*WHAT IS EXPECTED*. Count how many lines hold the string "C₄₄H₄₂N₁₀O₈S₂". Give that number alone.

(begin)

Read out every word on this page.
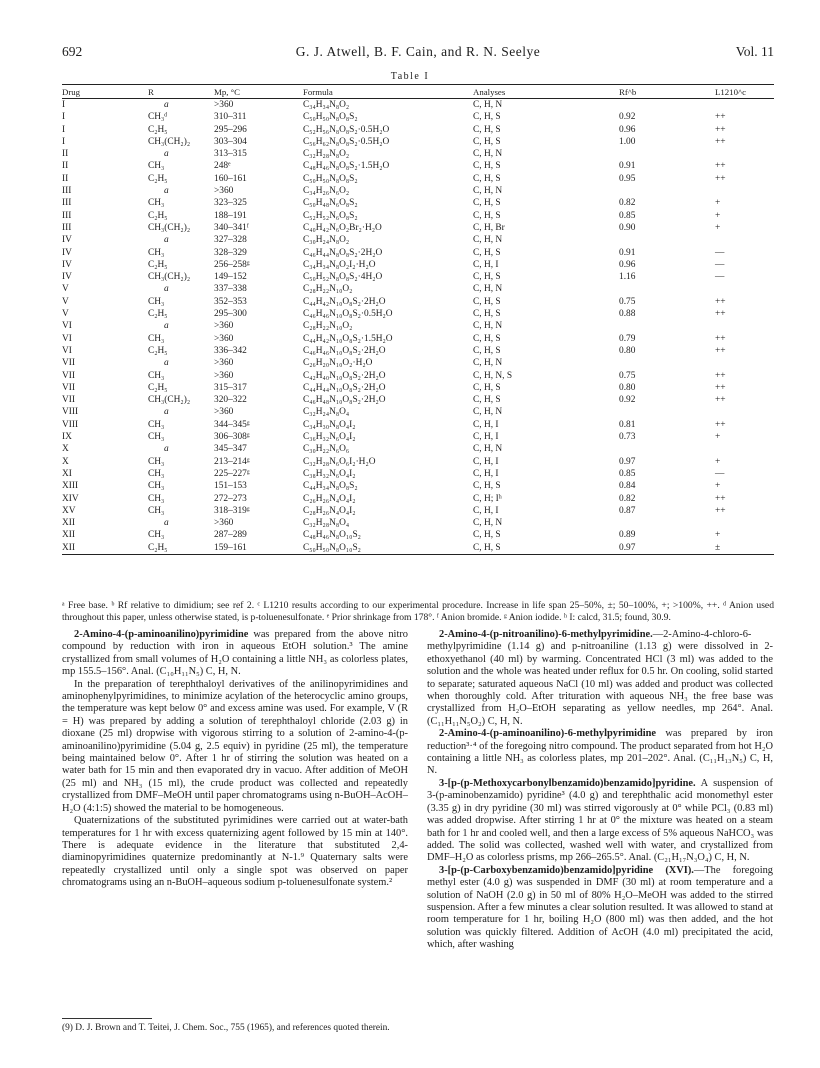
692	G. J. Atwell, B. F. Cain, and R. N. Seelye	Vol. 11
Table I
Drug	R	Mp, °C	Formula	Analyses	Rf^b	L1210^c
I	a	>360	C₃₄H₃₄N₈O₂	C, H, N		
I	CH₃ᵈ	310–311	C₅₀H₅₀N₈O₈S₂	C, H, S	0.92	++
I	C₂H₅	295–296	C₅₂H₅₆N₈O₈S₂·0.5H₂O	C, H, S	0.96	++
I	CH₃(CH₂)₂	303–304	C₅₆H₆₂N₈O₈S₂·0.5H₂O	C, H, S	1.00	++
II	a	313–315	C₃₂H₂₈N₈O₂	C, H, N		
II	CH₃	248ᵉ	C₄₈H₄₆N₈O₈S₂·1.5H₂O	C, H, S	0.91	++
II	C₂H₅	160–161	C₅₀H₅₀N₈O₈S₂	C, H, S	0.95	++
III	a	>360	C₃₄H₂₆N₆O₂	C, H, N		
III	CH₃	323–325	C₅₀H₄₈N₆O₈S₂	C, H, S	0.82	+
III	C₂H₅	188–191	C₅₂H₅₂N₆O₈S₂	C, H, S	0.85	+
III	CH₃(CH₂)₂	340–341ᶠ	C₄₀H₄₂N₆O₂Br₂·H₂O	C, H, Br	0.90	+
IV	a	327–328	C₃₀H₂₄N₈O₂	C, H, N		
IV	CH₃	328–329	C₄₆H₄₄N₈O₈S₂·2H₂O	C, H, S	0.91	—
IV	C₂H₅	256–258ᵍ	C₃₄H₃₄N₈O₂I₂·H₂O	C, H, I	0.96	—
IV	CH₃(CH₂)₂	149–152	C₅₀H₅₂N₈O₈S₂·4H₂O	C, H, S	1.16	—
V	a	337–338	C₂₈H₂₂N₁₀O₂	C, H, N		
V	CH₃	352–353	C₄₄H₄₂N₁₀O₈S₂·2H₂O	C, H, S	0.75	++
V	C₂H₅	295–300	C₄₆H₄₆N₁₀O₈S₂·0.5H₂O	C, H, S	0.88	++
VI	a	>360	C₂₈H₂₂N₁₀O₂	C, H, N		
VI	CH₃	>360	C₄₄H₄₂N₁₀O₈S₂·1.5H₂O	C, H, S	0.79	++
VI	C₂H₅	336–342	C₄₆H₄₆N₁₀O₈S₂·2H₂O	C, H, S	0.80	++
VII	a	>360	C₂₆H₂₀N₁₀O₂·H₂O	C, H, N		
VII	CH₃	>360	C₄₂H₄₀N₁₀O₈S₂·2H₂O	C, H, N, S	0.75	++
VII	C₂H₅	315–317	C₄₄H₄₄N₁₀O₈S₂·2H₂O	C, H, S	0.80	++
VII	CH₃(CH₂)₂	320–322	C₄₆H₄₈N₁₀O₈S₂·2H₂O	C, H, S	0.92	++
VIII	a	>360	C₃₂H₂₄N₈O₄	C, H, N		
VIII	CH₃	344–345ᵍ	C₃₄H₃₀N₈O₄I₂	C, H, I	0.81	++
IX	CH₃	306–308ᵍ	C₃₆H₃₂N₆O₄I₂	C, H, I	0.73	+
X	a	345–347	C₃₀H₂₂N₆O₆	C, H, N		
X	CH₃	213–214ᵍ	C₃₂H₂₈N₆O₆I₂·H₂O	C, H, I	0.97	+
XI	CH₃	225–227ᵍ	C₃₈H₃₂N₆O₄I₂	C, H, I	0.85	—
XIII	CH₃	151–153	C₄₄H₃₄N₈O₈S₂	C, H, S	0.84	+
XIV	CH₃	272–273	C₂₆H₂₆N₄O₄I₂	C, H; Iʰ	0.82	++
XV	CH₃	318–319ᵍ	C₂₈H₂₆N₄O₄I₂	C, H, I	0.87	++
XII	a	>360	C₃₂H₂₈N₈O₄	C, H, N		
XII	CH₃	287–289	C₄₈H₄₆N₈O₁₀S₂	C, H, S	0.89	+
XII	C₂H₅	159–161	C₅₀H₅₀N₈O₁₀S₂	C, H, S	0.97	±
ᵃ Free base. ᵇ Rf relative to dimidium; see ref 2. ᶜ L1210 results according to our experimental procedure. Increase in life span 25–50%, ±; 50–100%, +; >100%, ++. ᵈ Anion used throughout this paper, unless otherwise stated, is p-toluenesulfonate. ᵉ Prior shrinkage from 178°. ᶠ Anion bromide. ᵍ Anion iodide. ʰ I: calcd, 31.5; found, 30.9.

2-Amino-4-(p-aminoanilino)pyrimidine was prepared from the above nitro compound by reduction with iron in aqueous EtOH solution.³ The amine crystallized from small volumes of H₂O containing a little NH₃ as colorless plates, mp 155.5–156°. Anal. (C₁₀H₁₁N₅) C, H, N.

In the preparation of terephthaloyl derivatives of the anilinopyrimidines and aminophenylpyrimidines, to minimize acylation of the heterocyclic amino groups, the temperature was kept below 0° and excess amine was used. For example, V (R = H) was prepared by adding a solution of terephthaloyl chloride (2.03 g) in dioxane (25 ml) dropwise with vigorous stirring to a solution of 2-amino-4-(p-aminoanilino)pyrimidine (5.04 g, 2.5 equiv) in pyridine (25 ml), the temperature being maintained below 0°. After 1 hr of stirring the solution was heated on a water bath for 15 min and then evaporated dry in vacuo. After addition of MeOH (25 ml) and NH₃ (15 ml), the crude product was collected and repeatedly crystallized from DMF–MeOH until paper chromatograms using n-BuOH–AcOH–H₂O (4:1:5) showed the material to be homogeneous.

Quaternizations of the substituted pyrimidines were carried out at water-bath temperatures for 1 hr with excess quaternizing agent followed by 15 min at 140°. There is adequate evidence in the literature that substituted 2,4-diaminopyrimidines quaternize predominantly at N-1.⁹ Quaternary salts were repeatedly crystallized until only a single spot was observed on paper chromatograms using an n-BuOH–aqueous sodium p-toluenesulfonate system.²

(9) D. J. Brown and T. Teitei, J. Chem. Soc., 755 (1965), and references quoted therein.

2-Amino-4-(p-nitroanilino)-6-methylpyrimidine.—2-Amino-4-chloro-6-methylpyrimidine (1.14 g) and p-nitroaniline (1.13 g) were dissolved in 2-ethoxyethanol (40 ml) by warming. Concentrated HCl (3 ml) was added to the solution and the whole was heated under reflux for 0.5 hr. On cooling, solid started to separate; saturated aqueous NaCl (10 ml) was added and product was collected when thoroughly cold. After trituration with aqueous NH₃ the free base was crystallized from H₂O–EtOH separating as yellow needles, mp 264°. Anal. (C₁₁H₁₁N₅O₂) C, H, N.

2-Amino-4-(p-aminoanilino)-6-methylpyrimidine was prepared by iron reduction³·⁴ of the foregoing nitro compound. The product separated from hot H₂O containing a little NH₃ as colorless plates, mp 201–202°. Anal. (C₁₁H₁₃N₅) C, H, N.

3-[p-(p-Methoxycarbonylbenzamido)benzamido]pyridine. A suspension of 3-(p-aminobenzamido) pyridine³ (4.0 g) and terephthalic acid monomethyl ester (3.35 g) in dry pyridine (30 ml) was stirred vigorously at 0° while PCl₃ (0.83 ml) was added dropwise. After stirring 1 hr at 0° the mixture was heated on a steam bath for 1 hr and cooled well, and then a large excess of 5% aqueous NaHCO₃ was added. The solid was collected, washed well with water, and crystallized from DMF–H₂O as colorless prisms, mp 266–265.5°. Anal. (C₂₁H₁₇N₃O₄) C, H, N.

3-[p-(p-Carboxybenzamido)benzamido]pyridine (XVI).—The foregoing methyl ester (4.0 g) was suspended in DMF (30 ml) at room temperature and a solution of NaOH (2.0 g) in 50 ml of 80% H₂O–MeOH was added to the stirred suspension. After a few minutes a clear solution resulted. It was allowed to stand at room temperature for 1 hr, boiling H₂O (800 ml) was then added, and the hot solution was quickly filtered. Addition of AcOH (4.0 ml) precipitated the acid, which, after washing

(end)

*ANSWER BELOW*. 2